Task -> Scan the following material for the string "rows" and copy each line in which it appears.

Data records ->
+ + + +

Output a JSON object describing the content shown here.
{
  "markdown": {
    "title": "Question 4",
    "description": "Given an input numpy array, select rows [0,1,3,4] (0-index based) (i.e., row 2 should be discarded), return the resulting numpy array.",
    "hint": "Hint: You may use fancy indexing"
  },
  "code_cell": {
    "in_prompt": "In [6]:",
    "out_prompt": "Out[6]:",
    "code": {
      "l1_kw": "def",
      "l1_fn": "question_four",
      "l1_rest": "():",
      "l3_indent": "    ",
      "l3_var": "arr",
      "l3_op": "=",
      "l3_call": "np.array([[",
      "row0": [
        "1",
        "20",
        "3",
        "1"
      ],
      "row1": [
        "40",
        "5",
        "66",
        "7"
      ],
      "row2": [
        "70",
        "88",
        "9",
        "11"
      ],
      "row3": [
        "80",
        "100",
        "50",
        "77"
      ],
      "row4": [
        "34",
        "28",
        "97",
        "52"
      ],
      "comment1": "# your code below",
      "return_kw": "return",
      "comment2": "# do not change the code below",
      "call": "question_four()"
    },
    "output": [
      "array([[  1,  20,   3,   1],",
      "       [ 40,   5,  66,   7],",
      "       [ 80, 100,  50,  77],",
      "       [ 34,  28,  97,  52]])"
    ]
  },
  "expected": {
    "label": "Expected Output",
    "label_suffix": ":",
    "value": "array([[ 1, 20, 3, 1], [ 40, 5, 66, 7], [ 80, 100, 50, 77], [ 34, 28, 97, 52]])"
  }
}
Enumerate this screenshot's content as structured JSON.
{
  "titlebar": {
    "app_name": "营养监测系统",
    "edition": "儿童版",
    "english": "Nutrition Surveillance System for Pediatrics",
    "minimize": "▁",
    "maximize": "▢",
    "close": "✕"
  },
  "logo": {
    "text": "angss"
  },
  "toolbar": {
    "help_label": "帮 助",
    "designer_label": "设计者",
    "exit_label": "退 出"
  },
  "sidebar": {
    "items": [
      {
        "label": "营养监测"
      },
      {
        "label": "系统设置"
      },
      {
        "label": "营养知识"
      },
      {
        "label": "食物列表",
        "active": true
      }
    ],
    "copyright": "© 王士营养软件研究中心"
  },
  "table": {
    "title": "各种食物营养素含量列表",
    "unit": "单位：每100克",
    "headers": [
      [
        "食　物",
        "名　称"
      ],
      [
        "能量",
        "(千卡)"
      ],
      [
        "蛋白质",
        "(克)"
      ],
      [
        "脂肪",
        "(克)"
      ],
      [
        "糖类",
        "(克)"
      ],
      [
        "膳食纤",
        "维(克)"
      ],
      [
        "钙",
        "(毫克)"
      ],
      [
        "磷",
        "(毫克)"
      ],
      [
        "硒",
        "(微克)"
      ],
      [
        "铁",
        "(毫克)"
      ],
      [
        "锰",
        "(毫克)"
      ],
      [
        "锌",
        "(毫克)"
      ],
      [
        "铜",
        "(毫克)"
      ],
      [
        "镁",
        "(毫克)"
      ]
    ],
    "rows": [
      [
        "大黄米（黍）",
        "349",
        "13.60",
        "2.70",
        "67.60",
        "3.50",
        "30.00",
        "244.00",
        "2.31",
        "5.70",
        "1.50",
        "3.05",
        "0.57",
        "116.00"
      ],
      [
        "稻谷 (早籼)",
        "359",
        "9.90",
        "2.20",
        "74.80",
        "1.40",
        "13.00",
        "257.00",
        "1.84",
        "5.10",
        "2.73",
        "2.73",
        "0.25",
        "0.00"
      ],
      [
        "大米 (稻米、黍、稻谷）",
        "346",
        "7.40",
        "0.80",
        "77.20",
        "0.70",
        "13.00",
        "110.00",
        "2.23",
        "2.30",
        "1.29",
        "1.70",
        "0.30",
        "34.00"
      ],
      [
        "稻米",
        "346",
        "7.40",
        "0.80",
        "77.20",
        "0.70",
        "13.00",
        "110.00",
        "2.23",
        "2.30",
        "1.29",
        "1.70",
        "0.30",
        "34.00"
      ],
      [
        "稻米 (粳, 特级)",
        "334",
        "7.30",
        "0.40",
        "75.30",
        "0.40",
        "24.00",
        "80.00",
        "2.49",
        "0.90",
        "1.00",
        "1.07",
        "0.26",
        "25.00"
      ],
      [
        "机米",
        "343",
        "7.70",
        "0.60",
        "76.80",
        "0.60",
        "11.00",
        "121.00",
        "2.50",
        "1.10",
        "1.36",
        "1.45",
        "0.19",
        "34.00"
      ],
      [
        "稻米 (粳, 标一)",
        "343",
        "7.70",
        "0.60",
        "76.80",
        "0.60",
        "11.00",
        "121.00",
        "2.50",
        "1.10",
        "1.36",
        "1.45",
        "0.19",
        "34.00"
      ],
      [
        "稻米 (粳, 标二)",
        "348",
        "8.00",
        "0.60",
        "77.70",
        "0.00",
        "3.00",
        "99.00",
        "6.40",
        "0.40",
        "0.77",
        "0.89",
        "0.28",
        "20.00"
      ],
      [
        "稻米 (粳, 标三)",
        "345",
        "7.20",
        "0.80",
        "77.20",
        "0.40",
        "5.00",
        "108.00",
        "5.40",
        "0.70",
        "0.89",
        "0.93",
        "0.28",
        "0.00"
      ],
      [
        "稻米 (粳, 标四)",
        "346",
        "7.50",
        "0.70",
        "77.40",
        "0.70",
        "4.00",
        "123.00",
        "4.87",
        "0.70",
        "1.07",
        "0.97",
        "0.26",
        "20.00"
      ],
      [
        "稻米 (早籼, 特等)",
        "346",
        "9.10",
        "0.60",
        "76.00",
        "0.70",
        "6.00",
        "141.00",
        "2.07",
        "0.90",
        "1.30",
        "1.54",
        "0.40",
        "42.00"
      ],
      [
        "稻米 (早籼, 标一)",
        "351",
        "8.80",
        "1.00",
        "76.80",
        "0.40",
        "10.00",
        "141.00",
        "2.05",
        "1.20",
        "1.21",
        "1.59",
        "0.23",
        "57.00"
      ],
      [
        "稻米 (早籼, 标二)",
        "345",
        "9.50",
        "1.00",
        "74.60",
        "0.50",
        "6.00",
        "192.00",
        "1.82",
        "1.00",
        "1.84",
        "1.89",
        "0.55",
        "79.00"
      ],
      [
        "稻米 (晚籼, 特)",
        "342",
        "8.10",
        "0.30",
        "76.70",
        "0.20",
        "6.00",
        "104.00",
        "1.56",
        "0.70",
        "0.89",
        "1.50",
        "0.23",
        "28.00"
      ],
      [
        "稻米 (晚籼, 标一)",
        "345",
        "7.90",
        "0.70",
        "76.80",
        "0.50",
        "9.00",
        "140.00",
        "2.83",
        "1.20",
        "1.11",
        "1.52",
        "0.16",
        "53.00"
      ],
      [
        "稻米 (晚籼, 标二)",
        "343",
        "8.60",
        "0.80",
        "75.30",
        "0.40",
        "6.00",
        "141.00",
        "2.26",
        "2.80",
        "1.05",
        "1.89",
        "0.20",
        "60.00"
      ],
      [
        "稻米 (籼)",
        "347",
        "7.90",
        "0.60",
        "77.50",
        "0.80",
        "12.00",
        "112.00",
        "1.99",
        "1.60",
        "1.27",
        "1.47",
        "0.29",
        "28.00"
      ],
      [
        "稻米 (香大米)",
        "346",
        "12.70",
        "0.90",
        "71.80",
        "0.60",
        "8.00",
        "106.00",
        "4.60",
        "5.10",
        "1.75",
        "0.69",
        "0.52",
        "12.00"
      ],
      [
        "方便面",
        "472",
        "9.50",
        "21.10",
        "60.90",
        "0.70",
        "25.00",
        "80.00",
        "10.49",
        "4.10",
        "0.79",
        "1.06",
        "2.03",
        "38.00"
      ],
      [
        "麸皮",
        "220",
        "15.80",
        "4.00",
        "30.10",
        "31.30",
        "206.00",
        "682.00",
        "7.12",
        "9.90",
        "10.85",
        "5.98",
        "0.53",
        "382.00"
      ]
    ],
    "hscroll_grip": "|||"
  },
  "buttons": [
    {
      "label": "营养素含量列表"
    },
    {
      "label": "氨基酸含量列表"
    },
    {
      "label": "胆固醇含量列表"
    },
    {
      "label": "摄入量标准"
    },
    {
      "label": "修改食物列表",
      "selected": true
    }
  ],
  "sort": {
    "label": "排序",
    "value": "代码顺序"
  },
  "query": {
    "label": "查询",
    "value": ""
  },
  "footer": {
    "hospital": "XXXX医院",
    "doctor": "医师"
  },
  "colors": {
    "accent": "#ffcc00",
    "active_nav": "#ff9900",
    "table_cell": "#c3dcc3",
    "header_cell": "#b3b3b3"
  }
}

+ + + +

Final answer ->
    "description": "Given an input numpy array, select rows [0,1,3,4] (0-index based) (i.e., row 2 should be discarded), return the resulting numpy array.",
    "rows": [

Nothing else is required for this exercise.